THE EXERCISE: Determine how many lines of the material hold the string "checkout" and reply with only that number.

RECORDS FOR THE EXERCISE:

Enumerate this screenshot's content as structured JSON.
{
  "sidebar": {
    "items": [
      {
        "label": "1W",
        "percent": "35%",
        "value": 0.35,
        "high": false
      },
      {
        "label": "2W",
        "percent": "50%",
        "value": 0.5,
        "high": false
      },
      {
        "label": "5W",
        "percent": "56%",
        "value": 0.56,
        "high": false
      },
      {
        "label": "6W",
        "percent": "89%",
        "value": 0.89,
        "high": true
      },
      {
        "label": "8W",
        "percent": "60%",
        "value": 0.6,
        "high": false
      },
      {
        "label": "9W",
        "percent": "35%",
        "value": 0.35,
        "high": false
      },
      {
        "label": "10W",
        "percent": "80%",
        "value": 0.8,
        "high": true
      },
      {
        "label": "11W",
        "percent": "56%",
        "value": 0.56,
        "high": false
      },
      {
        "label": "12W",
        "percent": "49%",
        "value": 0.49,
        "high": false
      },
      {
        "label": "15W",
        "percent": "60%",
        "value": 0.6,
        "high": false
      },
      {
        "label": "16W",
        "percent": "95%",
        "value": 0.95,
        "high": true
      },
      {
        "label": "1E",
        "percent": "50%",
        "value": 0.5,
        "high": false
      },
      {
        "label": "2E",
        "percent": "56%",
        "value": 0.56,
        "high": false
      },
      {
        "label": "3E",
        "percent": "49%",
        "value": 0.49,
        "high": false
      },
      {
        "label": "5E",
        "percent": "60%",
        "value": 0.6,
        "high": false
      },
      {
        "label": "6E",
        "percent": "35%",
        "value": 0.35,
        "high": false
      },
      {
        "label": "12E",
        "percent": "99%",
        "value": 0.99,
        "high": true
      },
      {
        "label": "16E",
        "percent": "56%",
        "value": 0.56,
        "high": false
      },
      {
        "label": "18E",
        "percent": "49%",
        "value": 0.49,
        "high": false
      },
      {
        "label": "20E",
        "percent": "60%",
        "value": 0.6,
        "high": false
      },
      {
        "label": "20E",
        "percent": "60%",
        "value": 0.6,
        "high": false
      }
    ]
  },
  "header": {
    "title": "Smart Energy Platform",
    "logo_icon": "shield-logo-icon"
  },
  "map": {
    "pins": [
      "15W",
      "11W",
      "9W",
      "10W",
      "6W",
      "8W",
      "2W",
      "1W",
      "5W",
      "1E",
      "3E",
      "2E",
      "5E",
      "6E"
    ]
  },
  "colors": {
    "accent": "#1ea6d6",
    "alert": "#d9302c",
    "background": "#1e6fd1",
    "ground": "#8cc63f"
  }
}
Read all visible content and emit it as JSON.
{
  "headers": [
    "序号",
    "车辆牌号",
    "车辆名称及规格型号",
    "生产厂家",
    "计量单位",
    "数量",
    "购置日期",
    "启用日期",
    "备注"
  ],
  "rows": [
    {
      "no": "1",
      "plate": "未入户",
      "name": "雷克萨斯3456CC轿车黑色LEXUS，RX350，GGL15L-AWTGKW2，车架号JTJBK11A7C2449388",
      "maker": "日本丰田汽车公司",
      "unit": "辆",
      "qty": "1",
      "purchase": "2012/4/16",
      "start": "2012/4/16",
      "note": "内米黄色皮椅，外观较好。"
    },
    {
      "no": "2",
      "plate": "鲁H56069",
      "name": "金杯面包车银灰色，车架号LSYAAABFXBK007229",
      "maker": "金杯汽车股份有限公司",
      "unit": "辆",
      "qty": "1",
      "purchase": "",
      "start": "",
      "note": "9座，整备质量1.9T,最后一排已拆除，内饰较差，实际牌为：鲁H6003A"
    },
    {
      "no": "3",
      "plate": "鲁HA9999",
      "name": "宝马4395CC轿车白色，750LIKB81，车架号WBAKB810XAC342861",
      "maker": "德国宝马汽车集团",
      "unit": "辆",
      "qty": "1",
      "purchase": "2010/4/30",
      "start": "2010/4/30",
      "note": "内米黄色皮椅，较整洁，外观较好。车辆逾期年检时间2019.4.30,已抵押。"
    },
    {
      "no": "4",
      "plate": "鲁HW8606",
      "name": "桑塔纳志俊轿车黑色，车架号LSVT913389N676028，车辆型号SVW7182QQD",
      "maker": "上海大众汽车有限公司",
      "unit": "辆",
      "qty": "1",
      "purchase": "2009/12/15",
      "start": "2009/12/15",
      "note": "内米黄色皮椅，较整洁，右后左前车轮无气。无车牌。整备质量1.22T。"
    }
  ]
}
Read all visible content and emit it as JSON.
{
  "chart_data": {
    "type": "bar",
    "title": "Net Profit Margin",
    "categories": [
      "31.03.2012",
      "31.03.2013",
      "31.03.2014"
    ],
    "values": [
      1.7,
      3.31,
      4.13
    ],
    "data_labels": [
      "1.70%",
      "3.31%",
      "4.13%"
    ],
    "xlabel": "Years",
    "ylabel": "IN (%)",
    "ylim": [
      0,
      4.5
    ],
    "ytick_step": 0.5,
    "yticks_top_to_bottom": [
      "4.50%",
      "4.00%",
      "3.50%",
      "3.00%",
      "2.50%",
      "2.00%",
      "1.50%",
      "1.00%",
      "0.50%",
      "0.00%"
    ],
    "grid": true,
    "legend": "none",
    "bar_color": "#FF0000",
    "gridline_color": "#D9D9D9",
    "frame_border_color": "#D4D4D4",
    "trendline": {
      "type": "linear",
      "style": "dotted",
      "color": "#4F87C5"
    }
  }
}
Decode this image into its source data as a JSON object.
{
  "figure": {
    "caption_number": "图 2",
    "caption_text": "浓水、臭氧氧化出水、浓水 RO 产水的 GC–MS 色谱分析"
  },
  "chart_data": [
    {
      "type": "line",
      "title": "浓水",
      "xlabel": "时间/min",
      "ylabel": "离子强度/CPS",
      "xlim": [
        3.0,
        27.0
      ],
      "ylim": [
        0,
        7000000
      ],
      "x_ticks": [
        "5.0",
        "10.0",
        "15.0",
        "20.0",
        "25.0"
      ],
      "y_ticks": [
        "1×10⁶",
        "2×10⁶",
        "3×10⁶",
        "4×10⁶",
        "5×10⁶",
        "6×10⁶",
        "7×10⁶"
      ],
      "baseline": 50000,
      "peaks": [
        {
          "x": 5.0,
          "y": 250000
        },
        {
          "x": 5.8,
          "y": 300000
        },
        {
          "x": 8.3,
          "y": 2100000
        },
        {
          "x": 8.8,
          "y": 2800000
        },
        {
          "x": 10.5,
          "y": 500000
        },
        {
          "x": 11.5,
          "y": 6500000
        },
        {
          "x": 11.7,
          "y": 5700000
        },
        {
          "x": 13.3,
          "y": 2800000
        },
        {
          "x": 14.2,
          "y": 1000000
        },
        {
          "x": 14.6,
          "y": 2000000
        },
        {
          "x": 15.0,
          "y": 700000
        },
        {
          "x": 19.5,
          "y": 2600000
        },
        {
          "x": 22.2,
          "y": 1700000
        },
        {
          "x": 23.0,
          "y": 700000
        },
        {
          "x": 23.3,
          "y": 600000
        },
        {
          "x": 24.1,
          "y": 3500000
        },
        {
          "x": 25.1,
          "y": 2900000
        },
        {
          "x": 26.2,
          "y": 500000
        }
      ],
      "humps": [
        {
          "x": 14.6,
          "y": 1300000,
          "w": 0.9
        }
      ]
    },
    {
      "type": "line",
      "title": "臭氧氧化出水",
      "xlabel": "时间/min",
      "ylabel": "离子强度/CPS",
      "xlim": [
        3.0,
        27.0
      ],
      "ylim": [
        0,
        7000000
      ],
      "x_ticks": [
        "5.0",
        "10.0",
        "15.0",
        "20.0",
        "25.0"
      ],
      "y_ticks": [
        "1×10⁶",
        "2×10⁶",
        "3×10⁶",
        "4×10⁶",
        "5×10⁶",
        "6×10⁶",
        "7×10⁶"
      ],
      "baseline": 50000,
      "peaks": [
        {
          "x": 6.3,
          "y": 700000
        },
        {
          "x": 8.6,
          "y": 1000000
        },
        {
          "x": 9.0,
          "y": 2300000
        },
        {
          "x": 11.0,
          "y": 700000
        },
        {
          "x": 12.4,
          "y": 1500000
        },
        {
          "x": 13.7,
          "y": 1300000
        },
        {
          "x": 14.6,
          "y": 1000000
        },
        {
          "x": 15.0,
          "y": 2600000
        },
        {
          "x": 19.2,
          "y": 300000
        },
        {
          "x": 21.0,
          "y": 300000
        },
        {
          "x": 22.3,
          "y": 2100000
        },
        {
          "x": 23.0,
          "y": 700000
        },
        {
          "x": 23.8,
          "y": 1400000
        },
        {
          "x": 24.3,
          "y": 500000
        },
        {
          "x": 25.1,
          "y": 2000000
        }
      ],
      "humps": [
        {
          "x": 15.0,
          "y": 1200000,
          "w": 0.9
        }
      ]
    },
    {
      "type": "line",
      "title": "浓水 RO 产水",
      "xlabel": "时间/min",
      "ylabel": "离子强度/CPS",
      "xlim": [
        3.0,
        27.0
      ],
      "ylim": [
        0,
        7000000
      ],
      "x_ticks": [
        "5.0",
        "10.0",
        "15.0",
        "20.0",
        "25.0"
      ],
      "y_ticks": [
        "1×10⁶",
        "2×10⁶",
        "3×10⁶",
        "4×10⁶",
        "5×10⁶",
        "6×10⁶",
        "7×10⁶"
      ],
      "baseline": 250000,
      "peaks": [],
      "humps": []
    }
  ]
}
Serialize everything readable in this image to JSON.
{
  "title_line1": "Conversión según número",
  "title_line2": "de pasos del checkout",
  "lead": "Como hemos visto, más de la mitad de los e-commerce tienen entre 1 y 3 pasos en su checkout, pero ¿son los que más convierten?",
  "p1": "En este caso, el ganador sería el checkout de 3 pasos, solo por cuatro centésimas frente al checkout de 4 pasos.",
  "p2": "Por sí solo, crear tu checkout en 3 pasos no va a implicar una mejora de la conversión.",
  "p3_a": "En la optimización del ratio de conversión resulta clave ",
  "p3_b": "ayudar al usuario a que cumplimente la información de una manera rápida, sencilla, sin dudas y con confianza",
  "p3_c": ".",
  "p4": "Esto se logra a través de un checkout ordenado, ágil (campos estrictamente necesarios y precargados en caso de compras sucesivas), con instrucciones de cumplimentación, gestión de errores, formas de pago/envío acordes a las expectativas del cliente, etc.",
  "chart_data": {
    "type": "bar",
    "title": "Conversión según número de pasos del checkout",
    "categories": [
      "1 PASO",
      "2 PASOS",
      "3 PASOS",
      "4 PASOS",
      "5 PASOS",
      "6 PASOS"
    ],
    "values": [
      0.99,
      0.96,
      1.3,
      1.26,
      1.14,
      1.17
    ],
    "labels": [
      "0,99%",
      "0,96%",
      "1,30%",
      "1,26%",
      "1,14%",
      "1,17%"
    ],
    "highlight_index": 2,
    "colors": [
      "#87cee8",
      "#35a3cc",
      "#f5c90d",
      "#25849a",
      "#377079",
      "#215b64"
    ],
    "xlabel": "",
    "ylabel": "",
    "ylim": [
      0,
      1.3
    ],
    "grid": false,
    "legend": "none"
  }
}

EXERCISE RESULT: 6